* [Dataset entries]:
.....

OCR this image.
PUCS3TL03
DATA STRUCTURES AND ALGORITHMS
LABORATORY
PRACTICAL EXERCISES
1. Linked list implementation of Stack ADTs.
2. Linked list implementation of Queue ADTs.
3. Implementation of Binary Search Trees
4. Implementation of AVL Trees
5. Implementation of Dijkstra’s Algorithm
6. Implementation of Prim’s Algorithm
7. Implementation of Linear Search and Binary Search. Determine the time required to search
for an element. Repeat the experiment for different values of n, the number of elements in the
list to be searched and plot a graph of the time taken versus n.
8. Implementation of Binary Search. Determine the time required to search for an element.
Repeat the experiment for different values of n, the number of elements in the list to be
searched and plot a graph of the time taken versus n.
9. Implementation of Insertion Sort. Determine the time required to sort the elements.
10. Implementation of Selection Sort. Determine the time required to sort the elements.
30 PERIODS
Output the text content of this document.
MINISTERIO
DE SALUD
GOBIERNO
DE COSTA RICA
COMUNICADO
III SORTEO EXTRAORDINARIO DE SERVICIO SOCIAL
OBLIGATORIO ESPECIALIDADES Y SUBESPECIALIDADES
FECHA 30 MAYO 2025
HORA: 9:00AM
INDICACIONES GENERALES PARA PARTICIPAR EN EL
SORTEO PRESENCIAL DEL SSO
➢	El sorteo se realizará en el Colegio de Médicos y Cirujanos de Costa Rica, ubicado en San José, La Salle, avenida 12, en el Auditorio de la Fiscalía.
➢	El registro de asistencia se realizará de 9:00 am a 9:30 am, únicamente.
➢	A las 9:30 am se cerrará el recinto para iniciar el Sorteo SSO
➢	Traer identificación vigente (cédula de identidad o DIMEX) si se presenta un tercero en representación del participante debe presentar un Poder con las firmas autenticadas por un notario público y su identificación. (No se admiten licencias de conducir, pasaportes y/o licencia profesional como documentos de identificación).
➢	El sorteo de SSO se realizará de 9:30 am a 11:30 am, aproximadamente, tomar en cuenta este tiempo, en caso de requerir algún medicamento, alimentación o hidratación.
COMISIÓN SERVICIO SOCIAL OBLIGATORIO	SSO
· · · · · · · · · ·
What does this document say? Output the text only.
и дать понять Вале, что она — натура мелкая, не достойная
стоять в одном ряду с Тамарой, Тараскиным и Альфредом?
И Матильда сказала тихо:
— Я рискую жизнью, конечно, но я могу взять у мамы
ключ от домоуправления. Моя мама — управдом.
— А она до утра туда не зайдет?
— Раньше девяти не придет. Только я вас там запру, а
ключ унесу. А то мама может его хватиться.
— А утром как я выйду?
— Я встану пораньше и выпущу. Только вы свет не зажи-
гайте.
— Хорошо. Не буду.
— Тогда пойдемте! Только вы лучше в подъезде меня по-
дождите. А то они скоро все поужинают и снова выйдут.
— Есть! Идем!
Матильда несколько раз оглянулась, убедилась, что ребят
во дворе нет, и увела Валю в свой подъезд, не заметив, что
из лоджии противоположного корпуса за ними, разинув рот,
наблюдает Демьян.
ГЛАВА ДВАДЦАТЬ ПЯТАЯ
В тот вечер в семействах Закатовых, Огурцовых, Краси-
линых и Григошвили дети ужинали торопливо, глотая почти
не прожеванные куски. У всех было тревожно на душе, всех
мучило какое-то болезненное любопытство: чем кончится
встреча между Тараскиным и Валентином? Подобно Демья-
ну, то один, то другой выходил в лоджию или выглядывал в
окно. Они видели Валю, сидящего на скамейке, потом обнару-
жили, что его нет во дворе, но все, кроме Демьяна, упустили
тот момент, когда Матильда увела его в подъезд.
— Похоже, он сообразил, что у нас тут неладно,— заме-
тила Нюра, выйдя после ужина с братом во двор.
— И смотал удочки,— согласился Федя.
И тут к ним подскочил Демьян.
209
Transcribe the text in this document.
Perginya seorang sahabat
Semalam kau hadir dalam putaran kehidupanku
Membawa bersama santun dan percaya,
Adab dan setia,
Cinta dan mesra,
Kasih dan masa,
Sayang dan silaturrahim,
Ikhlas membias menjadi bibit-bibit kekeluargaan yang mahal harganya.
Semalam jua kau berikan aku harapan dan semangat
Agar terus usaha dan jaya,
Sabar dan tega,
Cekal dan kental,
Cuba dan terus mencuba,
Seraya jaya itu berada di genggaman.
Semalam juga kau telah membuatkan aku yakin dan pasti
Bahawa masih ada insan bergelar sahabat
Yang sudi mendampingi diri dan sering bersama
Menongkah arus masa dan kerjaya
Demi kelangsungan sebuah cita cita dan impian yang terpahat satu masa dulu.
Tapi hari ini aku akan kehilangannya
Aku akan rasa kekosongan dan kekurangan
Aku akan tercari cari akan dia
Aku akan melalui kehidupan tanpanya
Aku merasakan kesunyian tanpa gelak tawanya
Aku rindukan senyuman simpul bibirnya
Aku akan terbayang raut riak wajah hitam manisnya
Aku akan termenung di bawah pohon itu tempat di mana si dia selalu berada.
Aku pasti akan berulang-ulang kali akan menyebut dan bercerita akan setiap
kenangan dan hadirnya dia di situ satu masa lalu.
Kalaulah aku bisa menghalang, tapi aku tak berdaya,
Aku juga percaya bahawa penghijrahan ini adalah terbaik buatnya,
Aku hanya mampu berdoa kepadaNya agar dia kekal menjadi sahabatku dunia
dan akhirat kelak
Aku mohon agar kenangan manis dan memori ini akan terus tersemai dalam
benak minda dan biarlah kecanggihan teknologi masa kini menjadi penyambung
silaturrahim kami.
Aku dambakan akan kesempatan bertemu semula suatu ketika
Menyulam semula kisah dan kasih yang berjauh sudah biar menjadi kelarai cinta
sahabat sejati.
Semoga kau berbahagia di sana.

.....

* [Your goal]:
Identify each line containing the string "taken" and copy it out.

* [Solution]:
list to be searched and plot a graph of the time taken versus n.
searched and plot a graph of the time taken versus n.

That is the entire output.